----- Фрагмент текста -----

Многие в самой власти говорят: «Если мы это сделаем, к власти в России придут левые или даже фашисты». Я, конечно, не знаю, так ли это, хотя, судя по опросам, популярность левых, популистов и национал-радикалов намного выше, чем либералов и демократов. И может, власть таким образом нас даже спасает от чего-то более страшного – по крайней мере, в своем воображении. Но никакой развитой экономики без верховенства закона в стране не будет. И никакой чиновник Якунин никогда не создаст в России эффективные РЖД, и никакой чиновник Миллер никогда не сделает эффективным “Газпром”, и никакой назначенный начальник корпорации “Инновационное развитие” никогда не создаст никакого инновационного развития. Этого без свободной экономики не бывает. Мы будем продолжать загнивать, то в стагфляции, то в стагнации, постепенно тратить свои резервы, медленно снижая уровень жизни, двигаясь к 1998 году, только с обратной стороны.

 

— На ваш взгляд, следует ли Кремлю опасаться волны протеста, когда “запас прочности” будет исчерпан и жители страны максимально ощутят на себе последствия проводимой экономической политики?

 

— Ну ведь нет волны протеста в Узбекистане и в Венесуэле. Протесты вообще слабо связаны с экономикой. Они связаны, скорее, с социальной структурой общества и его потенциалом. А в российском обществе очень низок потенциал борьбы за перемены. Российская власть грамотно действует в этом смысле. Она, с одной стороны, не закрывает клапана — пожалуйста, пиши в “Фейсбуке” или «Ведомостях», спорь во “ВКонтакте”, выступай на конференциях, езжай за границу; рынки открыты – валюту можно купить, импорт можно купить (и даже «санкционного» везде полно). С другой стороны, она монополизировала массовую пропаганду. То есть простой человек, который не знает, что происходит, мыслит шаблонами, которые ему внушают, получает информацию из телевизора и считает, что все идет, как надо, а проблемы – результат действий врагов. В этом плане власть будет стабильна, даже в ситуации когда нам гуманитарную помощь будут прислать.

 

— Как можно расценивать то, что Путин выражает благодарность Центробанку за работу по стабилизации рубля?

 

— Мне кажется, ЦБ сделал великую вещь – вечером во вторник в декабре, после ночи «длинных ножей». Помните, когда он ночью поднял ставку до 17%, и рубль из-за этого полетел в пропасть? Я бы поставил в заслугу людям из Центробанка то, что они быстро поняли, что в этом виноваты. Осознали, что наш рынок движется доверием, а не математическими формулами, и что такие вещи делать нельзя. Вечером было созвано заседание правительства, на котором ЦБ дал обещание, что резких движений больше не будет. Мне кажется, именно это спасло ситуацию, иначе доллар стоил бы и 200, и 300 рублей. После этого ЦБ не делает резких движений, и за это его можно благодарить. Потому что сейчас лучше рынку дать возможность жить, как он живет, чем ломать тот последний кусочек доверия, который остался.

 

Да, пенсионерам тяжело от девальвации. Но если бы ее не было, им было бы еще тяжелее. Потому что по ним бы ударили дефицит импорта и инфляция. Дело, например, в том, что, как только возникает дефицит импорта, люди более обеспеченные идут за более дешевым товаром, который не в дефиците. В итоге цена на него резко вырастет.

-----

_Задания для выполнения_.
**1)** Проверьте, согласуются ли с фрагментом интервью утверждения (a), (b) и (c). Для каждого ответьте «да» или «нет» и приведите точную цитату из текста, которая это решает.
(a) Собеседник утверждает, что протесты тесно связаны с экономикой.
(b) ЦБ ночью поднял ставку до 17%.
(c) Собеседник считает, что без девальвации пенсионерам было бы легче.
**2)** Выпишите отрывок фрагмента интервью, начиная со слов «Да, пенсионерам тяжело» и далее вплоть до слов «него резко вырастет.».
Приведённые далее записи здесь никакой роли не играют.

----- Данные -----

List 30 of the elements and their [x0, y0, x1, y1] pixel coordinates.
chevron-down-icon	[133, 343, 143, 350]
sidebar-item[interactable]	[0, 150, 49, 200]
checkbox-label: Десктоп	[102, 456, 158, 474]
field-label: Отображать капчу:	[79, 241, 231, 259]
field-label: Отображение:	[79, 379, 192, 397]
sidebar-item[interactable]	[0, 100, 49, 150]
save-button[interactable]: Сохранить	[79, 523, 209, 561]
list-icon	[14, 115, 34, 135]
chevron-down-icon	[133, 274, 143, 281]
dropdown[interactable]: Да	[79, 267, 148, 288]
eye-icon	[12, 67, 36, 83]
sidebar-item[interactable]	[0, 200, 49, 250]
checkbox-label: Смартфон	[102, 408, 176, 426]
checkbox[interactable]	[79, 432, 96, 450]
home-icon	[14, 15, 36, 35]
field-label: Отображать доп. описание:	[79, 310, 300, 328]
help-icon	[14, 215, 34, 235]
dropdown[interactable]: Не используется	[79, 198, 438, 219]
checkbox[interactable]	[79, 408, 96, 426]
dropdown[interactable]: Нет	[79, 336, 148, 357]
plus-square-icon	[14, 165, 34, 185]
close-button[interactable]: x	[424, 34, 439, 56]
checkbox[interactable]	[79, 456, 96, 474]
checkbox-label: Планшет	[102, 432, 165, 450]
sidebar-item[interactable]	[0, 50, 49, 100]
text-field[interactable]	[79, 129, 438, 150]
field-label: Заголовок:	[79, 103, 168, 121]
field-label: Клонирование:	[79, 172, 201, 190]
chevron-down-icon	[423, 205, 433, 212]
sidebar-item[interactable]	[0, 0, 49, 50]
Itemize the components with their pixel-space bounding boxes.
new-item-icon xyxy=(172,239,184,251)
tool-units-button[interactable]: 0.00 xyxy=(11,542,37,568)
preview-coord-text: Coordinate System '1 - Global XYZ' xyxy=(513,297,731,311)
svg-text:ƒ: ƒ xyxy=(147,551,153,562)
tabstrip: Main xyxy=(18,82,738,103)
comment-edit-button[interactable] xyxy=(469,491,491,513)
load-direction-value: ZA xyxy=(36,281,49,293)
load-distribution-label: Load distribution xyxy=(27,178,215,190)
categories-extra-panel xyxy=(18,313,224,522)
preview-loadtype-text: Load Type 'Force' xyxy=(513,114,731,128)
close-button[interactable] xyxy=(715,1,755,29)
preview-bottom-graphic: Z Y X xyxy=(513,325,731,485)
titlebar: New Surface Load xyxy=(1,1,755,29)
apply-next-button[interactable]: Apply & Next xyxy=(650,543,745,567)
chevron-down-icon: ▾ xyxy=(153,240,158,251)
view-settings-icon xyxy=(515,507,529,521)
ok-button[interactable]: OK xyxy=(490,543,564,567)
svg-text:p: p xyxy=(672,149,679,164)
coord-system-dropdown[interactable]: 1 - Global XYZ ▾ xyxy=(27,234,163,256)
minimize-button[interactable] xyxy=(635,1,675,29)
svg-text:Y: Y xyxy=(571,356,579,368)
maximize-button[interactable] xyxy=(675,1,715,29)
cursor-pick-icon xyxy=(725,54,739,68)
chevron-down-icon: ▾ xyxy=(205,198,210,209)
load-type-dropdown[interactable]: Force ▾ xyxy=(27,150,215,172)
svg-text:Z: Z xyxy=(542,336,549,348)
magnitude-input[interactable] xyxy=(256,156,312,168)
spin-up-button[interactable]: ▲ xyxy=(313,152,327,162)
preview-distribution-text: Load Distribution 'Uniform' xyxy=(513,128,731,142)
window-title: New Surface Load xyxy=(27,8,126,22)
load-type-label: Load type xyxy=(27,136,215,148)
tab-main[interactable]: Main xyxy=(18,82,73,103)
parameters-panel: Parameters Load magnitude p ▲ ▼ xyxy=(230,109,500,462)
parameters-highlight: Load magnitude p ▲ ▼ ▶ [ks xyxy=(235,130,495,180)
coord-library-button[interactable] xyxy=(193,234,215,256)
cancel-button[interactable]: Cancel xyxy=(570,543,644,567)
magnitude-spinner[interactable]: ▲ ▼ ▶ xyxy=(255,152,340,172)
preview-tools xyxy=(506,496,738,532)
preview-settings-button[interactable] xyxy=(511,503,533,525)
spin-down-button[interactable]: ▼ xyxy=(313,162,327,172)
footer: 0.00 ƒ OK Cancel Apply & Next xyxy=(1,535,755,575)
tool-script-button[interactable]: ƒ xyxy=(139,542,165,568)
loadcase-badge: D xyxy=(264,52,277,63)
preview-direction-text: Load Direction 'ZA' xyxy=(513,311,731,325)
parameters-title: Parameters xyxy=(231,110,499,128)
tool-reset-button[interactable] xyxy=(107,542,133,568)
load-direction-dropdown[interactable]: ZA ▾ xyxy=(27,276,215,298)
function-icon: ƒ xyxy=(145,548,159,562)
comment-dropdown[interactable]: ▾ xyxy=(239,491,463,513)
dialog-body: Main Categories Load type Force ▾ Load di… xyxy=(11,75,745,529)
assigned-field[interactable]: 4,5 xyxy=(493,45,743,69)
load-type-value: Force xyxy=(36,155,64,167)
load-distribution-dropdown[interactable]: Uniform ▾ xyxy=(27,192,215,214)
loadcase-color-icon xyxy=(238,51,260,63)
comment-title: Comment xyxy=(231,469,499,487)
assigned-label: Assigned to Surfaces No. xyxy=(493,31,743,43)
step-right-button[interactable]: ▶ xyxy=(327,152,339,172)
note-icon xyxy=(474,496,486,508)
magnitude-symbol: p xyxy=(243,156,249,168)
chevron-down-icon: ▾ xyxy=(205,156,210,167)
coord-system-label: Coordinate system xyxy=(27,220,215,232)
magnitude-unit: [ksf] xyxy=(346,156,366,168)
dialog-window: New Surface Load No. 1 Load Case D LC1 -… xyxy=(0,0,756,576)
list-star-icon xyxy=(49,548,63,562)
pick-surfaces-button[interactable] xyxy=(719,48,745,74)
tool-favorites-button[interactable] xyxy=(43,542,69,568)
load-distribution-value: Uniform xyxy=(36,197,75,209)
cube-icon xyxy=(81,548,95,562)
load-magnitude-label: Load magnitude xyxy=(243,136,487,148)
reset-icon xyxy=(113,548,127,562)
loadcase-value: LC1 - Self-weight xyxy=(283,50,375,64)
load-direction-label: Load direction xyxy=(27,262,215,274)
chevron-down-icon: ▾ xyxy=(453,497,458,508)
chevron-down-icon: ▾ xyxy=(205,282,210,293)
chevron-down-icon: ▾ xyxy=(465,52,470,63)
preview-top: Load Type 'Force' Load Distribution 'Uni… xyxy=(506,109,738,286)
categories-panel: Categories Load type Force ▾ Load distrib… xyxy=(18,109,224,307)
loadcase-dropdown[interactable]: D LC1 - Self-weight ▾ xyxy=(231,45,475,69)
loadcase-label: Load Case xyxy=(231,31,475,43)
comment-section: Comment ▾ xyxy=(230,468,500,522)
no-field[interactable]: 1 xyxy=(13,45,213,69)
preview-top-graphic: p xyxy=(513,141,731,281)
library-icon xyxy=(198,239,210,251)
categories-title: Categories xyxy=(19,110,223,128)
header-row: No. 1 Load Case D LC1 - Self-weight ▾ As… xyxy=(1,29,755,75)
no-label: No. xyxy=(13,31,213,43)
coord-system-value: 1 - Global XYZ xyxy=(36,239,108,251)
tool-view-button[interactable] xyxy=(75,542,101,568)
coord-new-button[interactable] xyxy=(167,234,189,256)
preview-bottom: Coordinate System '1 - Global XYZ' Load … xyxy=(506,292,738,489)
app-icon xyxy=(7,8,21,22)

-----

_Решённые задания_.
**1)**
(a) Нет: «Протесты вообще слабо связаны с экономикой».
(b) Да: «когда он ночью поднял ставку до 17%».
(c) Нет: «Но если бы ее не было, им было бы еще тяжелее».

**2)**
Да, пенсионерам тяжело от девальвации. Но если бы ее не было, им было бы еще тяжелее. Потому что по ним бы ударили дефицит импорта и инфляция. Дело, например, в том, что, как только возникает дефицит импорта, люди более обеспеченные идут за более дешевым товаром, который не в дефиците. В итоге цена на него резко вырастет.